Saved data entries
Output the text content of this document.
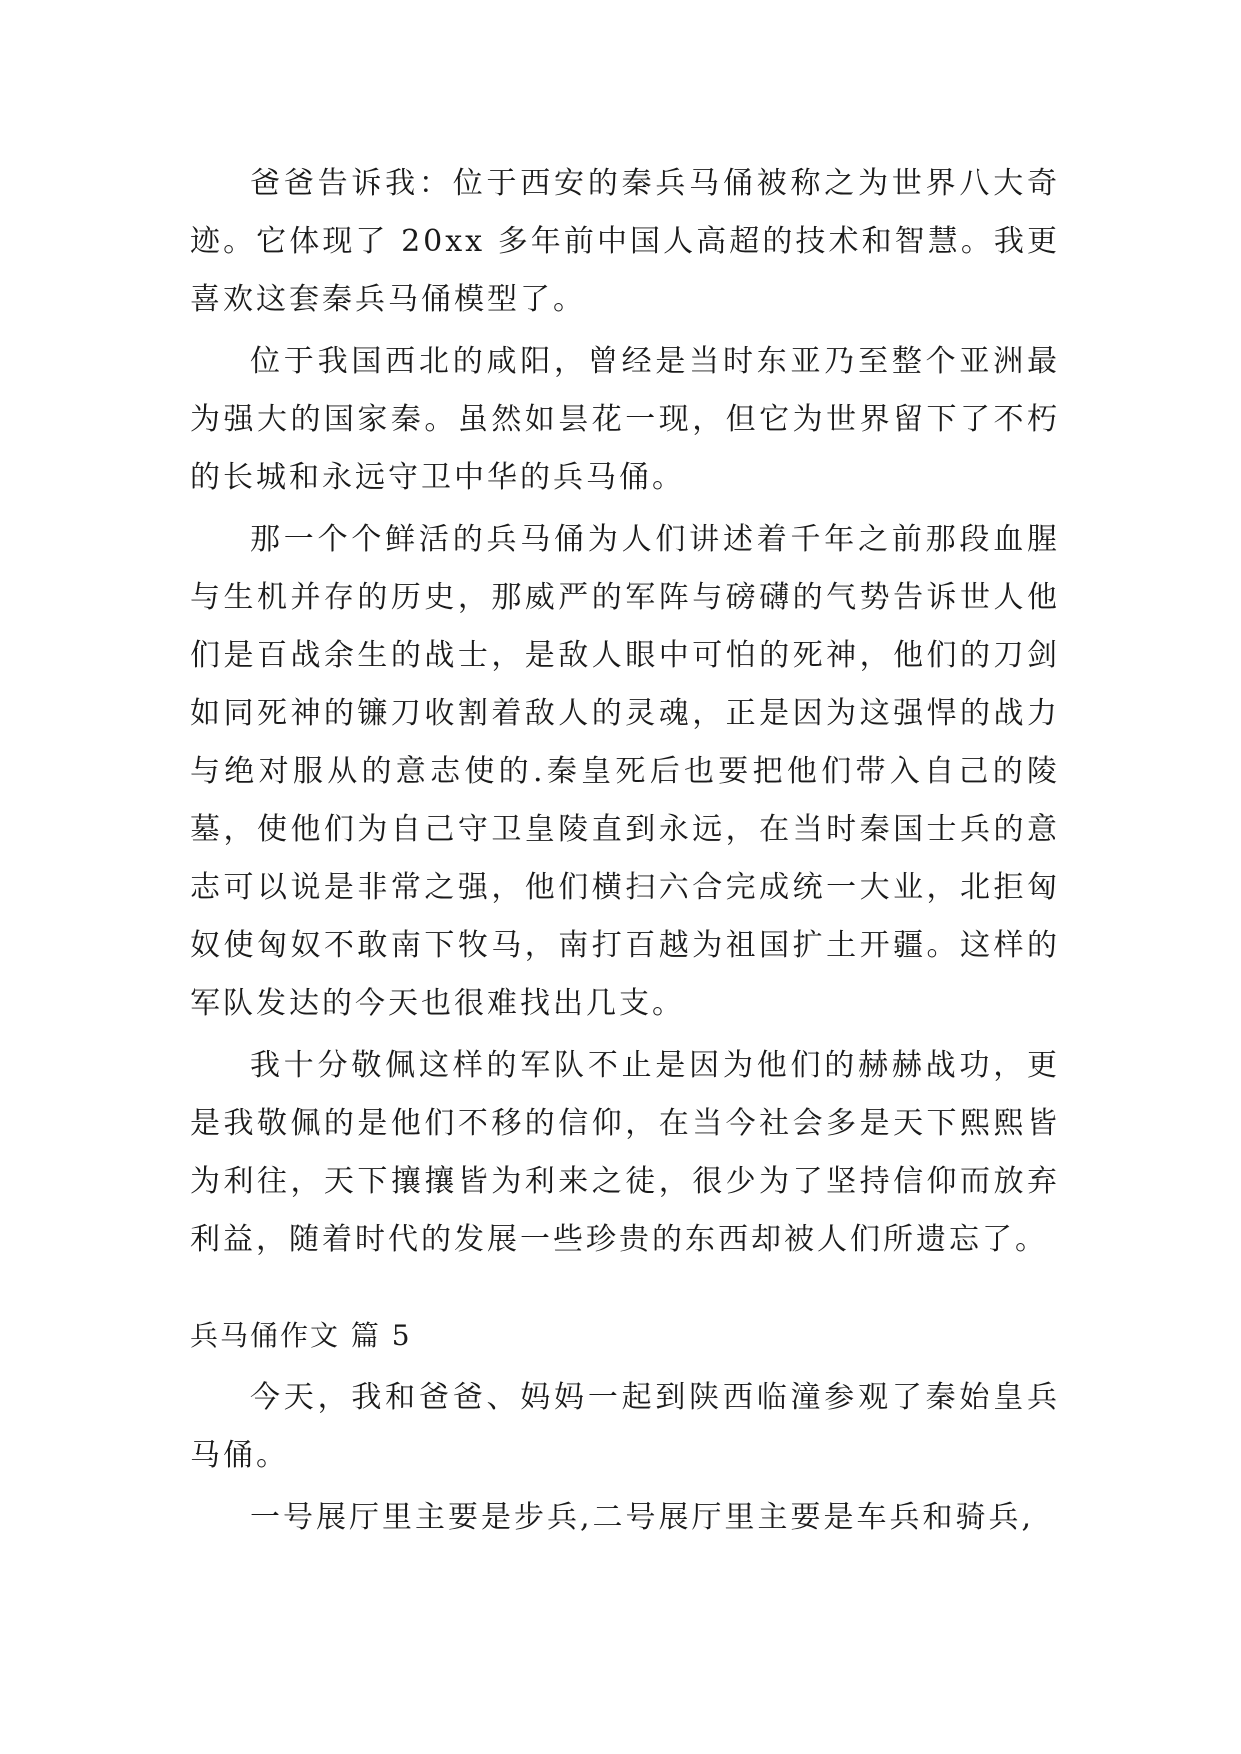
爸爸告诉我：位于西安的秦兵马俑被称之为世界八大奇迹。它体现了 20xx 多年前中国人高超的技术和智慧。我更喜欢这套秦兵马俑模型了。

位于我国西北的咸阳，曾经是当时东亚乃至整个亚洲最为强大的国家秦。虽然如昙花一现，但它为世界留下了不朽的长城和永远守卫中华的兵马俑。

那一个个鲜活的兵马俑为人们讲述着千年之前那段血腥与生机并存的历史，那威严的军阵与磅礴的气势告诉世人他们是百战余生的战士，是敌人眼中可怕的死神，他们的刀剑如同死神的镰刀收割着敌人的灵魂，正是因为这强悍的战力与绝对服从的意志使的.秦皇死后也要把他们带入自己的陵墓，使他们为自己守卫皇陵直到永远，在当时秦国士兵的意志可以说是非常之强，他们横扫六合完成统一大业，北拒匈奴使匈奴不敢南下牧马，南打百越为祖国扩土开疆。这样的军队发达的今天也很难找出几支。

我十分敬佩这样的军队不止是因为他们的赫赫战功，更是我敬佩的是他们不移的信仰，在当今社会多是天下熙熙皆为利往，天下攘攘皆为利来之徒，很少为了坚持信仰而放弃利益，随着时代的发展一些珍贵的东西却被人们所遗忘了。

兵马俑作文 篇 5

今天，我和爸爸、妈妈一起到陕西临潼参观了秦始皇兵马俑。

一号展厅里主要是步兵,二号展厅里主要是车兵和骑兵,
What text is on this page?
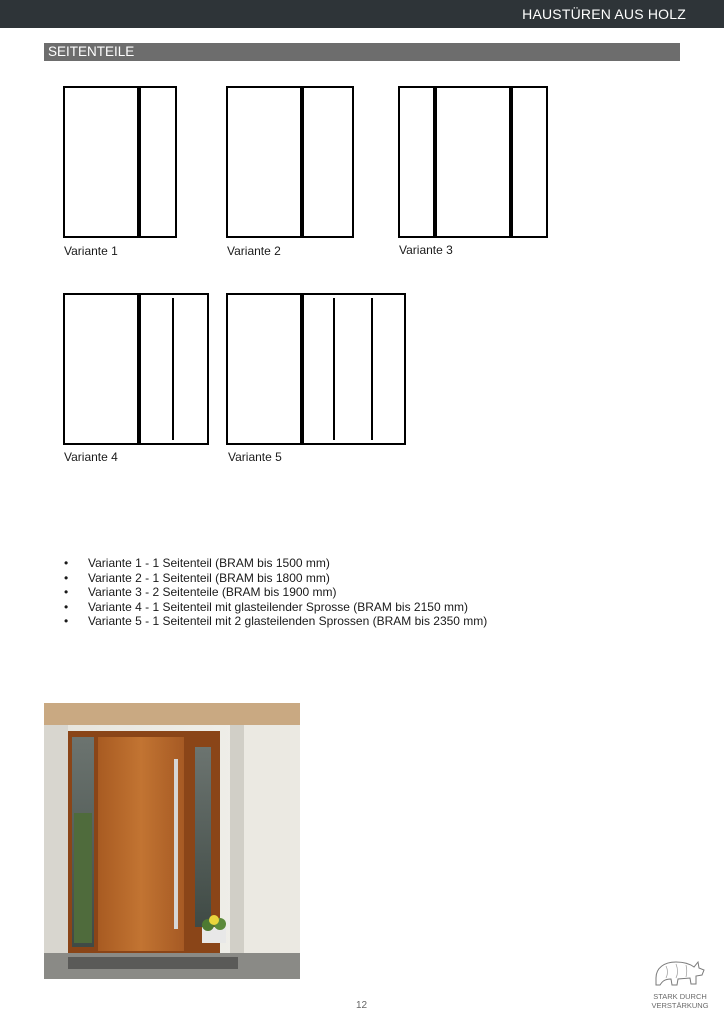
HAUSTÜREN AUS HOLZ
SEITENTEILE
Variante 1	Variante 2	Variante 3
Variante 4	Variante 5
• Variante 1 - 1 Seitenteil (BRAM bis 1500 mm)
• Variante 2 - 1 Seitenteil (BRAM bis 1800 mm)
• Variante 3 - 2 Seitenteile (BRAM bis 1900 mm)
• Variante 4 - 1 Seitenteil mit glasteilender Sprosse (BRAM bis 2150 mm)
• Variante 5 - 1 Seitenteil mit 2 glasteilenden Sprossen (BRAM bis 2350 mm)
12
STARK DURCH
VERSTÄRKUNG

## Objective
Transcribe every record above exactly, leaving out the pictures.

## Output below
Output the text content of this document.
爸爸告诉我：位于西安的秦兵马俑被称之为世界八大奇迹。它体现了 20xx 多年前中国人高超的技术和智慧。我更喜欢这套秦兵马俑模型了。

位于我国西北的咸阳，曾经是当时东亚乃至整个亚洲最为强大的国家秦。虽然如昙花一现，但它为世界留下了不朽的长城和永远守卫中华的兵马俑。

那一个个鲜活的兵马俑为人们讲述着千年之前那段血腥与生机并存的历史，那威严的军阵与磅礴的气势告诉世人他们是百战余生的战士，是敌人眼中可怕的死神，他们的刀剑如同死神的镰刀收割着敌人的灵魂，正是因为这强悍的战力与绝对服从的意志使的.秦皇死后也要把他们带入自己的陵墓，使他们为自己守卫皇陵直到永远，在当时秦国士兵的意志可以说是非常之强，他们横扫六合完成统一大业，北拒匈奴使匈奴不敢南下牧马，南打百越为祖国扩土开疆。这样的军队发达的今天也很难找出几支。

我十分敬佩这样的军队不止是因为他们的赫赫战功，更是我敬佩的是他们不移的信仰，在当今社会多是天下熙熙皆为利往，天下攘攘皆为利来之徒，很少为了坚持信仰而放弃利益，随着时代的发展一些珍贵的东西却被人们所遗忘了。

兵马俑作文 篇 5

今天，我和爸爸、妈妈一起到陕西临潼参观了秦始皇兵马俑。

一号展厅里主要是步兵,二号展厅里主要是车兵和骑兵,
What text is on this page?
HAUSTÜREN AUS HOLZ
SEITENTEILE
Variante 1	Variante 2	Variante 3
Variante 4	Variante 5
• Variante 1 - 1 Seitenteil (BRAM bis 1500 mm)
• Variante 2 - 1 Seitenteil (BRAM bis 1800 mm)
• Variante 3 - 2 Seitenteile (BRAM bis 1900 mm)
• Variante 4 - 1 Seitenteil mit glasteilender Sprosse (BRAM bis 2150 mm)
• Variante 5 - 1 Seitenteil mit 2 glasteilenden Sprossen (BRAM bis 2350 mm)
12
STARK DURCH
VERSTÄRKUNG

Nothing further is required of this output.